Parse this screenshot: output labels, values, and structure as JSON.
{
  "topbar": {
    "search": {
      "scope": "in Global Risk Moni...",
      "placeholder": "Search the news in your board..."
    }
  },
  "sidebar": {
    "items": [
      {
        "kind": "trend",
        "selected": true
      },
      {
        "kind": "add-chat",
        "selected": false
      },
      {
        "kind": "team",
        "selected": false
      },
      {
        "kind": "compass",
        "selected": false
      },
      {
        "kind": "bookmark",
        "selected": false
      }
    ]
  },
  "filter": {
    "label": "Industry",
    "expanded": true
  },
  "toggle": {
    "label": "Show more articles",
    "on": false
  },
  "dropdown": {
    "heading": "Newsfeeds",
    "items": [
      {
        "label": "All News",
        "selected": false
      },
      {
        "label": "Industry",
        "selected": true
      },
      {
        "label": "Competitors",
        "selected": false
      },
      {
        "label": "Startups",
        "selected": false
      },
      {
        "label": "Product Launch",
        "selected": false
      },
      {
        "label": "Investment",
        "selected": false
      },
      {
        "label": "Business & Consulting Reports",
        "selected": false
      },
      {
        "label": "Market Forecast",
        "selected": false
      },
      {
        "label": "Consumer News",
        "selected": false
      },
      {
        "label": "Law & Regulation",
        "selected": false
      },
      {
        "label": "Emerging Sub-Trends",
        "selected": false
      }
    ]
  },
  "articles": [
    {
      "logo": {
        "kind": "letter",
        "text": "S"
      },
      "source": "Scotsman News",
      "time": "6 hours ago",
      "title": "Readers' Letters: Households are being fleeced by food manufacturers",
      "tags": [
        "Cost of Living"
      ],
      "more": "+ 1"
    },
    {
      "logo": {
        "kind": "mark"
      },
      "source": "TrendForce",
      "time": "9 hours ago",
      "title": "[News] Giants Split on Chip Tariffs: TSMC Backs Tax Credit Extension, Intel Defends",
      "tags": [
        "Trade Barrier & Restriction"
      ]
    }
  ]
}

————

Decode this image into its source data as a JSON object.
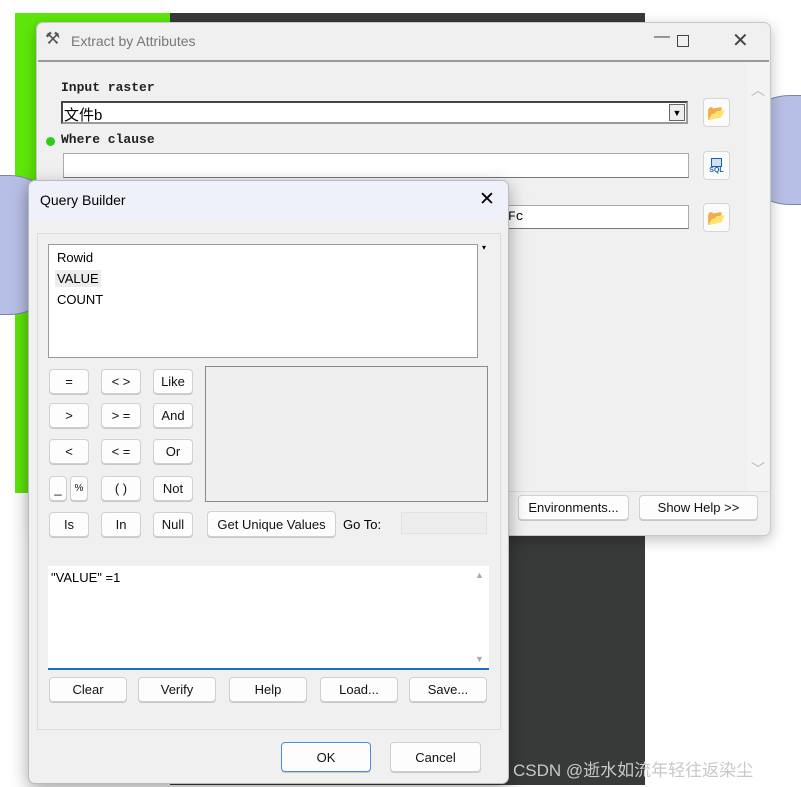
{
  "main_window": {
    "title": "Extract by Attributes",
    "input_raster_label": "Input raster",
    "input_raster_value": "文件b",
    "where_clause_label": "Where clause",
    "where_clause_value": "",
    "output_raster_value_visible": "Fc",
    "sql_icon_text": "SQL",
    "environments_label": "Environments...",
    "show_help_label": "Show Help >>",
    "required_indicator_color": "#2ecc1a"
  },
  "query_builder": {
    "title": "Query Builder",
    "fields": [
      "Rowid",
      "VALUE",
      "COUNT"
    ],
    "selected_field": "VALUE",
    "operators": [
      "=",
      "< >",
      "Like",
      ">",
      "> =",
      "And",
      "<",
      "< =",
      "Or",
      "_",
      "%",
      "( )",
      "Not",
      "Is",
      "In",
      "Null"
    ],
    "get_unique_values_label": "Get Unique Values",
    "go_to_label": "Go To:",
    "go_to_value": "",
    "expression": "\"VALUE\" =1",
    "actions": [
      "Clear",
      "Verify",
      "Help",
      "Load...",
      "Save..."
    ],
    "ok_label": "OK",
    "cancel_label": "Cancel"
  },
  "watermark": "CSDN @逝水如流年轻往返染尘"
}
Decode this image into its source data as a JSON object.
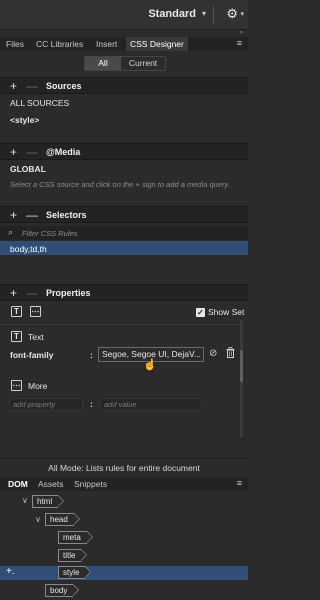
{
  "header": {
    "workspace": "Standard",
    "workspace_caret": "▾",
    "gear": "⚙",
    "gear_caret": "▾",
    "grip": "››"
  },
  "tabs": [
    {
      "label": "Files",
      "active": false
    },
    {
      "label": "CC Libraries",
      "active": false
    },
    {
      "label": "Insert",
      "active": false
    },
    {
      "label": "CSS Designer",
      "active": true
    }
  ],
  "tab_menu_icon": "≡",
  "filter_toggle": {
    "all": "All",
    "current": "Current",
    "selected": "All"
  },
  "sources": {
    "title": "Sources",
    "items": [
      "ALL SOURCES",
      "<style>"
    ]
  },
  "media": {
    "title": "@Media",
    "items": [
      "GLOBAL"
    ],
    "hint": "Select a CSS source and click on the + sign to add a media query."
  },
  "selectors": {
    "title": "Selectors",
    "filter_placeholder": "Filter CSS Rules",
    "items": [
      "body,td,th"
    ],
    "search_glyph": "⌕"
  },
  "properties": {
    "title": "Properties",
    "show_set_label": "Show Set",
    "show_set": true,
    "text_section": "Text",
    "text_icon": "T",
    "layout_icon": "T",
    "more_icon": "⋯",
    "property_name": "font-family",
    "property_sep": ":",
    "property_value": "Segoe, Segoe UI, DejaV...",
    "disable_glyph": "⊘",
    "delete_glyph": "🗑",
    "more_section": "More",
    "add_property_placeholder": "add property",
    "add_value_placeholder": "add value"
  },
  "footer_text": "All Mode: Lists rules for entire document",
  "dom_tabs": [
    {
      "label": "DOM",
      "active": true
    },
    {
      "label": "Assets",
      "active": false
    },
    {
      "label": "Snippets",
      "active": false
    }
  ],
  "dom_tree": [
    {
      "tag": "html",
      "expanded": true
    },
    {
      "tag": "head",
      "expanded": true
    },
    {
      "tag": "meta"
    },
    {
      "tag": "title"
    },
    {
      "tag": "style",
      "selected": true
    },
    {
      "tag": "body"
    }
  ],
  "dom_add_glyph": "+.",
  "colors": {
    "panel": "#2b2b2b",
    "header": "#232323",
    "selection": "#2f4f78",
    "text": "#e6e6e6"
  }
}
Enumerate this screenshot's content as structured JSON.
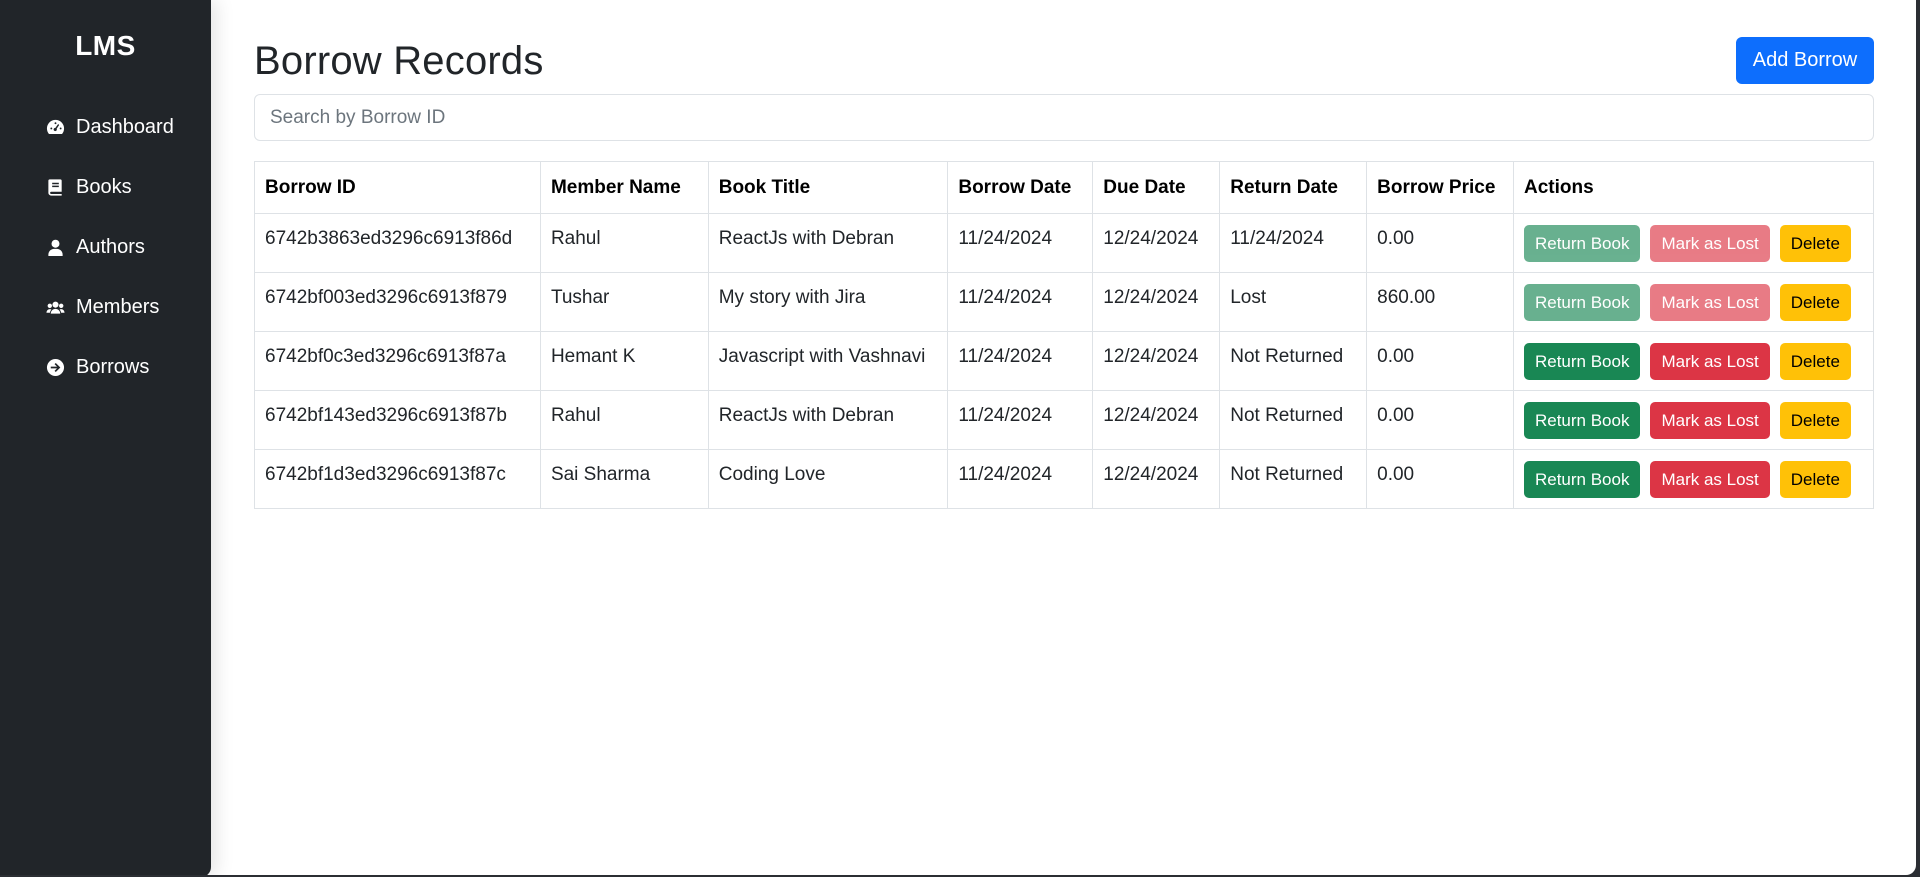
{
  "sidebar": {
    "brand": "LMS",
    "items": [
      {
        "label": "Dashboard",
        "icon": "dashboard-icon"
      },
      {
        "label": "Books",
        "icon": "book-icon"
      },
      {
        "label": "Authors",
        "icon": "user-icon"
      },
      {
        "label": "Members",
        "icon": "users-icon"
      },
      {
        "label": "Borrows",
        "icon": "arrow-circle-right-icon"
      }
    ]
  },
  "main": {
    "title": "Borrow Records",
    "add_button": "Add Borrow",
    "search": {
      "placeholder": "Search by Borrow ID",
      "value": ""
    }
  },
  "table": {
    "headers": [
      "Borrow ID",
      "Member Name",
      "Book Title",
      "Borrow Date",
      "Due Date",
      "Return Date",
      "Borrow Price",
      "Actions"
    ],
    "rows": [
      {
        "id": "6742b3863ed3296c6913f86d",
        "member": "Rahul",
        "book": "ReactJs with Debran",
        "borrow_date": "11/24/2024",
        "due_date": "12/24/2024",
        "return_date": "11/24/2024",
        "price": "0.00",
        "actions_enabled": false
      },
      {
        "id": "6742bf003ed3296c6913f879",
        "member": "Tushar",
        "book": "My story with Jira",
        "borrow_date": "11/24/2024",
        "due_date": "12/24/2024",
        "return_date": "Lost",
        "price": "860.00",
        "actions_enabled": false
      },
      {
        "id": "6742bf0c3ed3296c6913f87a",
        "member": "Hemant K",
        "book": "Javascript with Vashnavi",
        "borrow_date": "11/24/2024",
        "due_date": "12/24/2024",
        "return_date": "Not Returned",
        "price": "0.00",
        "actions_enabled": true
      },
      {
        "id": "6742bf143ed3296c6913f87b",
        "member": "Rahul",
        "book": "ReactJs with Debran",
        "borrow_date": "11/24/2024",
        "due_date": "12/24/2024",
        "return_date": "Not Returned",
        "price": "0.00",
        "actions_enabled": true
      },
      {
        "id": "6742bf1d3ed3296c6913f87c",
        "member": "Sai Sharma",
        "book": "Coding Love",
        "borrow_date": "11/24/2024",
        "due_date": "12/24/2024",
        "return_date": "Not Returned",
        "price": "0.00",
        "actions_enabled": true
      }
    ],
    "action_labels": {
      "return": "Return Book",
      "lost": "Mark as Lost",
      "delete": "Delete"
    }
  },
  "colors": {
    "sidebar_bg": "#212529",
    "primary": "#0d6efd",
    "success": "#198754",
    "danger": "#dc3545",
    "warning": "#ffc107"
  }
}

————

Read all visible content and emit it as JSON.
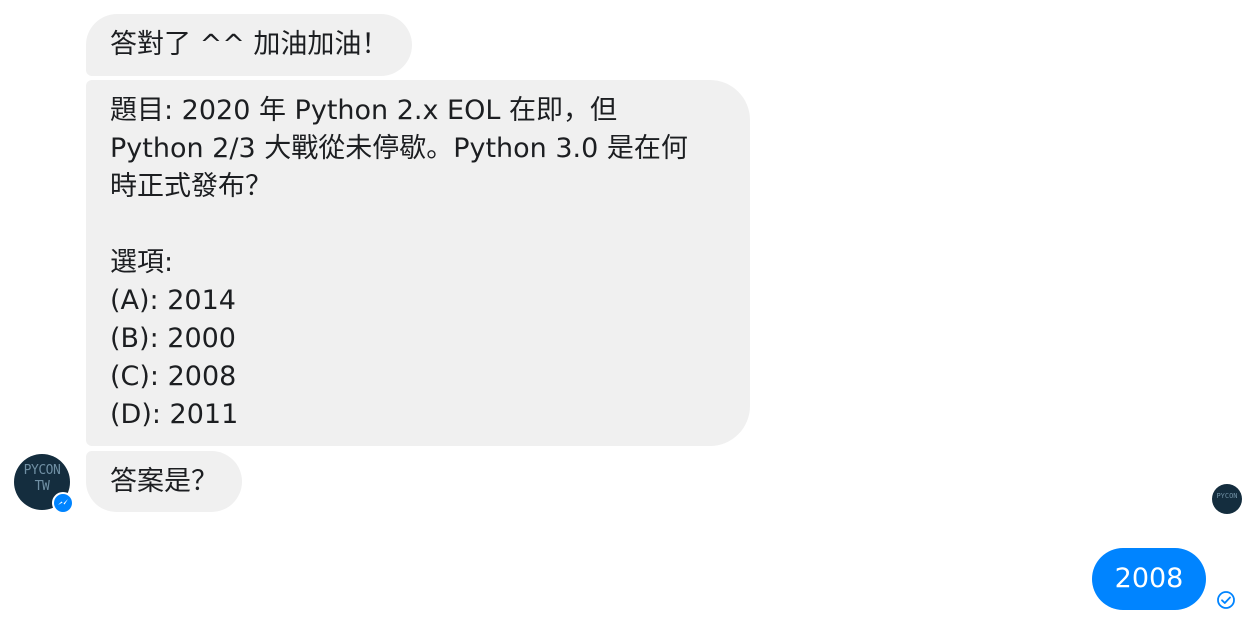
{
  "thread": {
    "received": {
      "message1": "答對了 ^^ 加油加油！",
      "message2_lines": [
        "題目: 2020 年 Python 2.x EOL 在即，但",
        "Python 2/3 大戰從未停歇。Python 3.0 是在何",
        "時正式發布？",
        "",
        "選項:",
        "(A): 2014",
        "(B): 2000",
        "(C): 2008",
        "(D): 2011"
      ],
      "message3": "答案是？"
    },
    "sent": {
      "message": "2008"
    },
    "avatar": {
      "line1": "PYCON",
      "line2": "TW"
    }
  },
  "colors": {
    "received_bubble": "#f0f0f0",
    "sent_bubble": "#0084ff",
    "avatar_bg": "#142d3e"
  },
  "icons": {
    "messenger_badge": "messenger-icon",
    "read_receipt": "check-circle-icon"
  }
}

————

Check each line of the records for "this" and copy the ones that contain it.

EXERCISE RESPONSE
Parse this screenshot: output labels, values, and structure as JSON.
Decode this image into its source data as a JSON object.
Decode this image into its source data as a JSON object.
Enumerate this screenshot's content as structured JSON.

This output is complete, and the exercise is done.